__Work to be completed__.
Quote the MongoDB question about referencing an array in full, character for character.

__Passage shown__.
***

Home > OS >  MongoDB How do I reference an array?
MongoDB How do I reference an array?

Time:10-07

I'm trying to create a MongoDB database that contains two collections: Students and Courses.

The first collection "students" contains:

from pymongo import MongoClient
import pprint

client = MongoClient("mongodb://127.0.0.1:27017")
db = client.Database

student = [{"_id":"0",
          "firstname":"Bert",
           "lastname":"Holden"},
           {"_id":"1",
            "firstname":"Sam",
            "lastname":"Olsen"},
           {"_id":"2",
            "firstname":"James",
            "lastname":"Swan"}]


students = db.students
students.insert_many(student)
pprint.pprint(students.find_one())

The second collection "courses" contains:

from pymongo import MongoClient
import pprint

client = MongoClient("mongodb://127.0.0.1:27017")
db = client.Database

course = [{"_id":"10",
           "coursename":"Databases",
           "grades":"[{student_id:0, grade:83.442}, {student_id:1, grade:45.323}, {student_id:2, grade:87.435}]"}]




courses = db.courses
courses.insert_many(course)
pprint.pprint(courses.find_one())

I then want to use aggregation to find a student and the corresponding courses with grade(s).

from pymongo import MongoClient
import pprint

client = MongoClient("mongodb://127.0.0.1:27017")
db = client["Database"]

pipeline = [
    {
        "$lookup": {
            "from": "courses",
            "localField": "_id",
            "foreignField": "student_id",
            "as": "student_course"

***

__Dataset extract__.
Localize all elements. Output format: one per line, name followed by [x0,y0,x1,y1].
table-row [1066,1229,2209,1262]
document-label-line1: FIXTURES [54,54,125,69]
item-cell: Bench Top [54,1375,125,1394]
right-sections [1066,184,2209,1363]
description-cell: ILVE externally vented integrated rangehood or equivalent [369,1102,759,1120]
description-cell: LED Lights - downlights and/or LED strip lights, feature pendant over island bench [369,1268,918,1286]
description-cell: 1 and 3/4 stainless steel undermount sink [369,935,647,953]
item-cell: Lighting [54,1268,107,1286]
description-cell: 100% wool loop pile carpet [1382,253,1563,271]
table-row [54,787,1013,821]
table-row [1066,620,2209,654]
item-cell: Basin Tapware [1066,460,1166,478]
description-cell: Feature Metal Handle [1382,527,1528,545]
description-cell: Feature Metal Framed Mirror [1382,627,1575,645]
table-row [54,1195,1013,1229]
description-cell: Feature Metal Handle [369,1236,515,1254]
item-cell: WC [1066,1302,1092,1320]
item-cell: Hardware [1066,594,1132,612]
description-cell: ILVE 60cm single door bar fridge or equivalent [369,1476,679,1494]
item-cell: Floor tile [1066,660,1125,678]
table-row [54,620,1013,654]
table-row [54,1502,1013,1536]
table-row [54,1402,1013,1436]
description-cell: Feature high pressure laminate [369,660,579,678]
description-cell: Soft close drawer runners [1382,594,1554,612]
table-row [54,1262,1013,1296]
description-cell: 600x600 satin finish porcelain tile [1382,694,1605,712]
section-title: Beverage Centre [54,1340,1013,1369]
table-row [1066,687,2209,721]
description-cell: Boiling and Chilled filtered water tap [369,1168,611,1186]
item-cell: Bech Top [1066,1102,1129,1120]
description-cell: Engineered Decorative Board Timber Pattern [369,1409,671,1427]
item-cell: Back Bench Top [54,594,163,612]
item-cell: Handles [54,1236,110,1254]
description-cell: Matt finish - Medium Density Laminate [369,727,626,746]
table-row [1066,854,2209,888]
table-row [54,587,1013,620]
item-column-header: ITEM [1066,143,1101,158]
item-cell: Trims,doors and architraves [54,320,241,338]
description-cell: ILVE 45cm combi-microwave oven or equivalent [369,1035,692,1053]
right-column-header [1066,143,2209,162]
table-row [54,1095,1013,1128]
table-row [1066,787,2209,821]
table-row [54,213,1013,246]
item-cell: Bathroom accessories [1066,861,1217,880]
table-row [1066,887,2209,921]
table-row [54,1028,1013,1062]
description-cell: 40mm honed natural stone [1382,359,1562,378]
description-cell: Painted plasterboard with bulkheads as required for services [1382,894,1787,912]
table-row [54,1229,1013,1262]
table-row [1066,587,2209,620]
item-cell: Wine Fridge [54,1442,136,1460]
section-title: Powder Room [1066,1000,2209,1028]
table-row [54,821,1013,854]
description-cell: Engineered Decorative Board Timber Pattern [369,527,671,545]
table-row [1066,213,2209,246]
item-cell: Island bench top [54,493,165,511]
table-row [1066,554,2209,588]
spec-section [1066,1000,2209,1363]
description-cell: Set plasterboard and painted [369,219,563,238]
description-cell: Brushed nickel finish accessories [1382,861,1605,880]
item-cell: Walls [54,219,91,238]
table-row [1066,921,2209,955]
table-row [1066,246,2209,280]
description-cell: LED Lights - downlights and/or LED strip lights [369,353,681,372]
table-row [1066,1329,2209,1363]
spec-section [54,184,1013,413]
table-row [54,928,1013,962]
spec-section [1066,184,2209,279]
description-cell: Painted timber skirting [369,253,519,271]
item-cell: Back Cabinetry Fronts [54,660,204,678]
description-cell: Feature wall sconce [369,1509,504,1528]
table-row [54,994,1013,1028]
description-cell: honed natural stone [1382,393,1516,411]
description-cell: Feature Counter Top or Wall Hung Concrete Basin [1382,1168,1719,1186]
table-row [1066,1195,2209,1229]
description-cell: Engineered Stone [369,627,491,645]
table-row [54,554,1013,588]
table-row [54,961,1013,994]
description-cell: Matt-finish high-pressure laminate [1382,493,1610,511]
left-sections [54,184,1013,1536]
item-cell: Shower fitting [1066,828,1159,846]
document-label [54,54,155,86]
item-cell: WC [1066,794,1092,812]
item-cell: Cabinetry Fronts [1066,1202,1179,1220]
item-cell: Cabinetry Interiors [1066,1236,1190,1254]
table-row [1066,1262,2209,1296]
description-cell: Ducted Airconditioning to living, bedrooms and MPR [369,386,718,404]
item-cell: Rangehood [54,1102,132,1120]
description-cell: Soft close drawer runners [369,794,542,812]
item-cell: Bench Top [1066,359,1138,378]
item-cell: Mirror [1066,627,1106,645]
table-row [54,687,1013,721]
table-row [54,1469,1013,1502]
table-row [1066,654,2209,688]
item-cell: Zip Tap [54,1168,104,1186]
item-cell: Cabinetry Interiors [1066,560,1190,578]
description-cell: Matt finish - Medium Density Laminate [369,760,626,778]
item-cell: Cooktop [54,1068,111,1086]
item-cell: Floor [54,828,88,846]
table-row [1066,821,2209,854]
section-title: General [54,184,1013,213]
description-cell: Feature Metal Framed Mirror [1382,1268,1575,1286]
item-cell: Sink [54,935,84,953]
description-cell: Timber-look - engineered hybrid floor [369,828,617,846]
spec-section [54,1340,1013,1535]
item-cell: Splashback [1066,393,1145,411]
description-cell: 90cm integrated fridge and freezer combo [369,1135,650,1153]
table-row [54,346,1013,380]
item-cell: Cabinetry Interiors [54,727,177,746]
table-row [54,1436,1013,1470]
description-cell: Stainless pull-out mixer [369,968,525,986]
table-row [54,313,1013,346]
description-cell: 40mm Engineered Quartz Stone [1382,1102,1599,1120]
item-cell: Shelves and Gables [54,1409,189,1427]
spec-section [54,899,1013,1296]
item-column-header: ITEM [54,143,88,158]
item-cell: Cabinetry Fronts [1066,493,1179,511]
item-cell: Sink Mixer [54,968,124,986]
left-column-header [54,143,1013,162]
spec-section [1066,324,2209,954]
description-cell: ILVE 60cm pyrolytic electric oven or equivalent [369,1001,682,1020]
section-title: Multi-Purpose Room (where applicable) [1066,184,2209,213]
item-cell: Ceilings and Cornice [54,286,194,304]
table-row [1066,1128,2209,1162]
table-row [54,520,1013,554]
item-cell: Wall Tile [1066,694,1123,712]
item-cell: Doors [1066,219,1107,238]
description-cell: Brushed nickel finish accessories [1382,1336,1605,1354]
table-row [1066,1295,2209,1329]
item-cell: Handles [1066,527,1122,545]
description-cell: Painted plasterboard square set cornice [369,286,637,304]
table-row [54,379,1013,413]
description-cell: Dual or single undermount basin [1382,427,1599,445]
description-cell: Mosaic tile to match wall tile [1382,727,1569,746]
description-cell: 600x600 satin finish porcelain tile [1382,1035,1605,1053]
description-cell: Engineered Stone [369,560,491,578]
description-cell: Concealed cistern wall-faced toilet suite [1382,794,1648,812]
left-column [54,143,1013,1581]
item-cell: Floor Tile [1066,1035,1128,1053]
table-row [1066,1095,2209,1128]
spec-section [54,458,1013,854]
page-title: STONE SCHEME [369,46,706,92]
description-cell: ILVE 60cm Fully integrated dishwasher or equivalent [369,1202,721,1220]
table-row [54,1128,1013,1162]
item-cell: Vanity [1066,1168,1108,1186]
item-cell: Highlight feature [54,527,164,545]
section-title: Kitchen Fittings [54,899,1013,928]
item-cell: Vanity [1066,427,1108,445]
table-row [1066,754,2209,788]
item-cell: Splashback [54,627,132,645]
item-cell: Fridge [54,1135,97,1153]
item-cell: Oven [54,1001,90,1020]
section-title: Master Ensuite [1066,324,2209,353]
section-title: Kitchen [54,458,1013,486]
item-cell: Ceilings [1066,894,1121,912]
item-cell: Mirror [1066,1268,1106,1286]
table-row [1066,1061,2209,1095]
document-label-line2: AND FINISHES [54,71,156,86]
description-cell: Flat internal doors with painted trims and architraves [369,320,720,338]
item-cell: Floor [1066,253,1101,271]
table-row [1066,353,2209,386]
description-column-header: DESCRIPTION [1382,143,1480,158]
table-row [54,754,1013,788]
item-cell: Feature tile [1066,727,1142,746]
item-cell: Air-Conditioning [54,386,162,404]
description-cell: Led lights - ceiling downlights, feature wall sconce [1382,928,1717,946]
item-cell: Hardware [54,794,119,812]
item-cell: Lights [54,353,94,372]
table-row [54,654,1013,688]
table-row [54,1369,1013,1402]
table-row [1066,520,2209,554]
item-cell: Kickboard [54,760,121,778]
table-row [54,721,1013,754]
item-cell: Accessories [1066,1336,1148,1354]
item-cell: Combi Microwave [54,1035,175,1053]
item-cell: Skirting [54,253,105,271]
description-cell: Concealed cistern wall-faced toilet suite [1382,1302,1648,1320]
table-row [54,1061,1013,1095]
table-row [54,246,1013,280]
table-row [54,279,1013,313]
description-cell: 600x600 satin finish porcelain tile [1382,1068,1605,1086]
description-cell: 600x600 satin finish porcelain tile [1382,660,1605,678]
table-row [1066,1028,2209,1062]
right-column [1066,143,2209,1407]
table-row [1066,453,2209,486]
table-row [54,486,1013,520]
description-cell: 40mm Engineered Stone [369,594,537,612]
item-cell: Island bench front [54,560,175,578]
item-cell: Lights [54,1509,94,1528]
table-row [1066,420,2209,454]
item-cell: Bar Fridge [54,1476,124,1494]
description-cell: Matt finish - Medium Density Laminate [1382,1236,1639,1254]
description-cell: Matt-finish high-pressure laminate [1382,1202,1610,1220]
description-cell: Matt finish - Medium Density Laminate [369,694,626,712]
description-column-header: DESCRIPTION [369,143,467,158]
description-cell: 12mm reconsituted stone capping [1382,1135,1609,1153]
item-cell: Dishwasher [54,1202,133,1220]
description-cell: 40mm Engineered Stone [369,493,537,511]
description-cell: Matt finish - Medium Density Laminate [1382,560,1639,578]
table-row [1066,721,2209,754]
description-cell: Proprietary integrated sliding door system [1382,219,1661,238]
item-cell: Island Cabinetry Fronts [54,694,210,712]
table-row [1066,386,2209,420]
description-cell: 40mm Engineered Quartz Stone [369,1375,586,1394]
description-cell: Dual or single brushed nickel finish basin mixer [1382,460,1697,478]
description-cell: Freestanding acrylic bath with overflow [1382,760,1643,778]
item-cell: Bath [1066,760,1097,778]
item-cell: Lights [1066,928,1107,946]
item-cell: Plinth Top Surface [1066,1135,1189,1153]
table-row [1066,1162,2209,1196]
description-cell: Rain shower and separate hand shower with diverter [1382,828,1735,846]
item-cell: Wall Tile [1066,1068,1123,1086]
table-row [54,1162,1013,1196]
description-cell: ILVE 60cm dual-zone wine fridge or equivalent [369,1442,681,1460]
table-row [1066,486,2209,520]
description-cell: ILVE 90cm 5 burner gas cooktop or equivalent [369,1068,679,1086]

***

__Finished answer__.
Home > OS >  MongoDB How do I reference an array?
MongoDB How do I reference an array?

Time:10-07

I'm trying to create a MongoDB database that contains two collections: Students and Courses.

The first collection "students" contains:

from pymongo import MongoClient
import pprint

client = MongoClient("mongodb://127.0.0.1:27017")
db = client.Database

student = [{"_id":"0",
          "firstname":"Bert",
           "lastname":"Holden"},
           {"_id":"1",
            "firstname":"Sam",
            "lastname":"Olsen"},
           {"_id":"2",
            "firstname":"James",
            "lastname":"Swan"}]


students = db.students
students.insert_many(student)
pprint.pprint(students.find_one())

The second collection "courses" contains:

from pymongo import MongoClient
import pprint

client = MongoClient("mongodb://127.0.0.1:27017")
db = client.Database

course = [{"_id":"10",
           "coursename":"Databases",
           "grades":"[{student_id:0, grade:83.442}, {student_id:1, grade:45.323}, {student_id:2, grade:87.435}]"}]




courses = db.courses
courses.insert_many(course)
pprint.pprint(courses.find_one())

I then want to use aggregation to find a student and the corresponding courses with grade(s).

from pymongo import MongoClient
import pprint

client = MongoClient("mongodb://127.0.0.1:27017")
db = client["Database"]

pipeline = [
    {
        "$lookup": {
            "from": "courses",
            "localField": "_id",
            "foreignField": "student_id",
            "as": "student_course"